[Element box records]
— BEGIN —
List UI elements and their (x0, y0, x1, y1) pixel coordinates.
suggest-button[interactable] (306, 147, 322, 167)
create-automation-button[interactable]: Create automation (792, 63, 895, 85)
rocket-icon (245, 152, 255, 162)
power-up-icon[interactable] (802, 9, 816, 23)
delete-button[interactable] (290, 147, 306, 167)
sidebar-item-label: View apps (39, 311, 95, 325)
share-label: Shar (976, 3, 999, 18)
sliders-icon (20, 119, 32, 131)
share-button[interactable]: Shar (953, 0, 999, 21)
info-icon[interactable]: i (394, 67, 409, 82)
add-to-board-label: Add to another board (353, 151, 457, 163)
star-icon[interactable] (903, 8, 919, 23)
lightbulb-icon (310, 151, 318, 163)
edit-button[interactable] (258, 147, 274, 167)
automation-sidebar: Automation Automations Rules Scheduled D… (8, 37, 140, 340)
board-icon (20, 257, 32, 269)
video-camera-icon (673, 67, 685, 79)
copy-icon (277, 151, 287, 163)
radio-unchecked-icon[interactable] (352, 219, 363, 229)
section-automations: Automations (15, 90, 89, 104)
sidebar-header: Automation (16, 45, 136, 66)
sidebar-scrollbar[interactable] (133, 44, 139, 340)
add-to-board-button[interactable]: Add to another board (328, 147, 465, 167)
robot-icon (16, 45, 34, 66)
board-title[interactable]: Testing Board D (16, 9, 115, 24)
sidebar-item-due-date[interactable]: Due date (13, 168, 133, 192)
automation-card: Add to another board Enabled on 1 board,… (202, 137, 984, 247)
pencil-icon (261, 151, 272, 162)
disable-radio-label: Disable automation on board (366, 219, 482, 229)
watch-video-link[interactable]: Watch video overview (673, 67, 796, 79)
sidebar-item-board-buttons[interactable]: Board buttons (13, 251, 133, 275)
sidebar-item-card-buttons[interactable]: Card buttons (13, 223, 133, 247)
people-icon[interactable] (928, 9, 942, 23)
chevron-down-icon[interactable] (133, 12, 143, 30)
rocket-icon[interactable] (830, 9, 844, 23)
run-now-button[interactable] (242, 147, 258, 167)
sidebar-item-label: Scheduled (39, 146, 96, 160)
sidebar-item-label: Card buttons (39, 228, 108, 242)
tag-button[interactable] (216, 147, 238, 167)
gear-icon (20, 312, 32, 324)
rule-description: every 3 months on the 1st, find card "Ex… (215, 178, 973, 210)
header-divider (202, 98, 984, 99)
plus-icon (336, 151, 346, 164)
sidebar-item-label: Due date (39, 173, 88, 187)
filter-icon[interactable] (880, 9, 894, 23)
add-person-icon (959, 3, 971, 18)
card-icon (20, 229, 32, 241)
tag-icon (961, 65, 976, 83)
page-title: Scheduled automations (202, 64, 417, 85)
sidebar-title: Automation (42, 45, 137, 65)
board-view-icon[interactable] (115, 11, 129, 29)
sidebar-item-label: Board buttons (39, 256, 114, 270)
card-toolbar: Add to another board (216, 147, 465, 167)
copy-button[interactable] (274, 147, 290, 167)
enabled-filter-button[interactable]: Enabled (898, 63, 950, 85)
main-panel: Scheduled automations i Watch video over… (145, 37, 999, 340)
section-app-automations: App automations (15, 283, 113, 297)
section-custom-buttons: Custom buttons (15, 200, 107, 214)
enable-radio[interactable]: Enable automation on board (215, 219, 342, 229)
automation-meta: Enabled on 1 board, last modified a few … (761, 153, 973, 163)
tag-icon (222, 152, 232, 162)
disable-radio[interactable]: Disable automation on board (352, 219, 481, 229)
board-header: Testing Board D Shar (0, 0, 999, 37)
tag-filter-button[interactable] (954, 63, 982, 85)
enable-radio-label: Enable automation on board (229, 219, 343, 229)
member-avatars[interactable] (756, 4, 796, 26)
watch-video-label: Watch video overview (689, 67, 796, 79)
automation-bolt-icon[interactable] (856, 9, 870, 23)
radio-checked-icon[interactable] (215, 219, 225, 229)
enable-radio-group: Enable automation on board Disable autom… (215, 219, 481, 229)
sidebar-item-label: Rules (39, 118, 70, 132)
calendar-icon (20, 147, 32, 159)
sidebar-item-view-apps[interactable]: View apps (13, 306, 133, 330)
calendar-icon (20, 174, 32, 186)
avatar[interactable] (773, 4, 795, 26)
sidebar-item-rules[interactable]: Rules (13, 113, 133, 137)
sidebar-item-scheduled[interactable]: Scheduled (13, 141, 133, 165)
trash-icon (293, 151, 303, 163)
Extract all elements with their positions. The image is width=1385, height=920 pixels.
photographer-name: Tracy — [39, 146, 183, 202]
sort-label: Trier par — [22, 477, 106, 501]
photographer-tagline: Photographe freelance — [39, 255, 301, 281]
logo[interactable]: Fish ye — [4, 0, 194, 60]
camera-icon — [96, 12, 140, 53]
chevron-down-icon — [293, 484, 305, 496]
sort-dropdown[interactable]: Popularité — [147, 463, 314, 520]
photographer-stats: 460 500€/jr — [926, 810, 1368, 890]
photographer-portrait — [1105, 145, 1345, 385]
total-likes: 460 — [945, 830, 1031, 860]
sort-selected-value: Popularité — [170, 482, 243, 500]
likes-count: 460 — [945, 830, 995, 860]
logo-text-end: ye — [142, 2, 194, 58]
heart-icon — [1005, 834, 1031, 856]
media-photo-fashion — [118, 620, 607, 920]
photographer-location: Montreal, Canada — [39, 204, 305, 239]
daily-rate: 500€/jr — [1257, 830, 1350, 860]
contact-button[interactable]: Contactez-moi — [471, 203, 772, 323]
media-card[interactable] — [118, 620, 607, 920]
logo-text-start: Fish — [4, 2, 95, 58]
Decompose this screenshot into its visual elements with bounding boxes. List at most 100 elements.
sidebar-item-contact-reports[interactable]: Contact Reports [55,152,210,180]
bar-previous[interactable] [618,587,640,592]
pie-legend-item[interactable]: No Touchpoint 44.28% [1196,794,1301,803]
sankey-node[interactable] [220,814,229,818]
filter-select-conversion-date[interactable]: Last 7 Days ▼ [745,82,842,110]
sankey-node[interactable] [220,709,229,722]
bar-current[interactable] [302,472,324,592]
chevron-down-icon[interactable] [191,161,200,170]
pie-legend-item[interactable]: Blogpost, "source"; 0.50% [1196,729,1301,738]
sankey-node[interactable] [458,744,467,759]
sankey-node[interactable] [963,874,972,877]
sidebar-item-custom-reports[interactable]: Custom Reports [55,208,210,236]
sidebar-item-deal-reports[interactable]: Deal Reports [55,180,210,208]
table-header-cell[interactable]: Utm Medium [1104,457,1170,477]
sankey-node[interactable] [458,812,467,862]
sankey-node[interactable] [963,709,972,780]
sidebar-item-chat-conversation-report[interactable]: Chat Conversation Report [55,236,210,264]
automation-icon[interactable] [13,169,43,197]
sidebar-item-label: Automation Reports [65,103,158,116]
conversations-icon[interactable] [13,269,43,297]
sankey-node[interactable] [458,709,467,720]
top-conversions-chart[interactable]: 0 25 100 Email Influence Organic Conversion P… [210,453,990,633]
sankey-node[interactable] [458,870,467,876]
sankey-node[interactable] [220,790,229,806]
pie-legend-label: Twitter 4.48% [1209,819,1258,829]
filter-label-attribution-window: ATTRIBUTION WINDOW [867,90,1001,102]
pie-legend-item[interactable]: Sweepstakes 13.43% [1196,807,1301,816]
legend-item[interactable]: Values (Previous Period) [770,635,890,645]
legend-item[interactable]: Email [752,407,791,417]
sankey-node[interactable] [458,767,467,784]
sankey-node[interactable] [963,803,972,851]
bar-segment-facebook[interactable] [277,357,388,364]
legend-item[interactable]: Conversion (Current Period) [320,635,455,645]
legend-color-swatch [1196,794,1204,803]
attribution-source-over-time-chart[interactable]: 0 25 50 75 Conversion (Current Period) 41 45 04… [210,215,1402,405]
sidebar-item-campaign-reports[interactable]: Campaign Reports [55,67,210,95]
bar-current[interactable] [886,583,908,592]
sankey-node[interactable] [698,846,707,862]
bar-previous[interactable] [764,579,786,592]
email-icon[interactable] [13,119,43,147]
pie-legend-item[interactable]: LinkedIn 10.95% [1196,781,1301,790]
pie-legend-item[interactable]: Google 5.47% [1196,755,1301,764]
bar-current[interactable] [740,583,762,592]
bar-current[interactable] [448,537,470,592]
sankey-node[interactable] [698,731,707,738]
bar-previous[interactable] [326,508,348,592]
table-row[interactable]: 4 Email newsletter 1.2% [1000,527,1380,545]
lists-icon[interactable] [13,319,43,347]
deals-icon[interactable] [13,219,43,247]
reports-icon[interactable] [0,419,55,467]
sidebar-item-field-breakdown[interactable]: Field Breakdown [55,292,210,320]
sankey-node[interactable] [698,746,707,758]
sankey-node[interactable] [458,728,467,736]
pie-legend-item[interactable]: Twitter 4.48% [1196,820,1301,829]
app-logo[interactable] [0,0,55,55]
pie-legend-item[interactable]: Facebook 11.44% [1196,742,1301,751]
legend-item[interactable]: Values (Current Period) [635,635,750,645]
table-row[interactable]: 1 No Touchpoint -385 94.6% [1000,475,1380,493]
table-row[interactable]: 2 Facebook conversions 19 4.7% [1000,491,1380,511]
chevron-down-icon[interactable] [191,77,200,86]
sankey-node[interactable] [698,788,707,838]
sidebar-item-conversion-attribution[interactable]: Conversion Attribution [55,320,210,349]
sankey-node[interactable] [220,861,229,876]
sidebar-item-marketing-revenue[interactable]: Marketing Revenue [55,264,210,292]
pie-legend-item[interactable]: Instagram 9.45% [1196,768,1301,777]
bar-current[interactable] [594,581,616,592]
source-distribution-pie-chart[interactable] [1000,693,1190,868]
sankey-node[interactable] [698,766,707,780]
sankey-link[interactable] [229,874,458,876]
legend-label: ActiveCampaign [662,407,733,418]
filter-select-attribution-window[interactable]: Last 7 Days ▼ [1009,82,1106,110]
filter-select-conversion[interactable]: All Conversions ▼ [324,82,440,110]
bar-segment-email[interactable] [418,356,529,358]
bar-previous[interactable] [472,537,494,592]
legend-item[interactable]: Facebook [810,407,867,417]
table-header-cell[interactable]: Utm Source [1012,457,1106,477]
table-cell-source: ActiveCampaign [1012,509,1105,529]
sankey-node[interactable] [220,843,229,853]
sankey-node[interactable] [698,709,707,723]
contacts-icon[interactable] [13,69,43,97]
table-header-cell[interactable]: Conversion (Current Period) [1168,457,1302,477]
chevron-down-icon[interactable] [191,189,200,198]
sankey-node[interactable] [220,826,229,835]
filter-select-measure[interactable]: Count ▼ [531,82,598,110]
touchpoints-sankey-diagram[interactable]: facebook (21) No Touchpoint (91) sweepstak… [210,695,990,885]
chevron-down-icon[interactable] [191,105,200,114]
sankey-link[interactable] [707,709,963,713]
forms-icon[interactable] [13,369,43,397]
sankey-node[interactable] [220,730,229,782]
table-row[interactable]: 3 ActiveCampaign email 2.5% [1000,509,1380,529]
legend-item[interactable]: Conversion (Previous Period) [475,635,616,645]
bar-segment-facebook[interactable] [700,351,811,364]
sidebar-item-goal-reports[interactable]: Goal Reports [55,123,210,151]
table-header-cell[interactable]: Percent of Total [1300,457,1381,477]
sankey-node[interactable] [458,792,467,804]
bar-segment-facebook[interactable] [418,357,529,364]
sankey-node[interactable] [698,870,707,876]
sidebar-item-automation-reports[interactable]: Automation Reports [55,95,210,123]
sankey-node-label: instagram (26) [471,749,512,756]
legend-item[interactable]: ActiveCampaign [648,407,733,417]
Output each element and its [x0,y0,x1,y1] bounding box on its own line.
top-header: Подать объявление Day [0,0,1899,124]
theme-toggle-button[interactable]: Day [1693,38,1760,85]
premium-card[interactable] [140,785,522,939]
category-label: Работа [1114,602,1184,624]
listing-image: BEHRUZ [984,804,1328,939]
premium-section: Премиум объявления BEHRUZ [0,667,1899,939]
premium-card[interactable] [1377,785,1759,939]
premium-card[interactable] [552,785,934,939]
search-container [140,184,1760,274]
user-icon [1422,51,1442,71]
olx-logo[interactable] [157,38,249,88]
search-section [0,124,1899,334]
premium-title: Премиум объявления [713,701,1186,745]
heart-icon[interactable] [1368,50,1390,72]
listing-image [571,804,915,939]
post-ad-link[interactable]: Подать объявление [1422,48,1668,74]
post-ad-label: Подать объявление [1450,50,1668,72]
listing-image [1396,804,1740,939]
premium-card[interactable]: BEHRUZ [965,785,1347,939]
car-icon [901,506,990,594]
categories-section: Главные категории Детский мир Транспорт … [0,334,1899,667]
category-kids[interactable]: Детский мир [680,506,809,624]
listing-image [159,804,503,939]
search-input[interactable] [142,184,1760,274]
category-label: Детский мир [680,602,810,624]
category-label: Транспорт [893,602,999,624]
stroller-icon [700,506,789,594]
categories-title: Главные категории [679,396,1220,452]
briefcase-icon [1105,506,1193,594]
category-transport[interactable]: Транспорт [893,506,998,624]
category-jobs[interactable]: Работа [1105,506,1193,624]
— END —
• _Problem statement_
Write the rows from the start of the records through the line containing "share-button[interactable]: Shar (953, 0, 999, 21)" as a JSON list of strings, one string per line, leaving out blank lines.

• _Response_
[
  "List UI elements and their (x0, y0, x1, y1) pixel coordinates.",
  "suggest-button[interactable] (306, 147, 322, 167)",
  "create-automation-button[interactable]: Create automation (792, 63, 895, 85)",
  "rocket-icon (245, 152, 255, 162)",
  "power-up-icon[interactable] (802, 9, 816, 23)",
  "delete-button[interactable] (290, 147, 306, 167)",
  "sidebar-item-label: View apps (39, 311, 95, 325)",
  "share-label: Shar (976, 3, 999, 18)",
  "sliders-icon (20, 119, 32, 131)",
  "share-button[interactable]: Shar (953, 0, 999, 21)"
]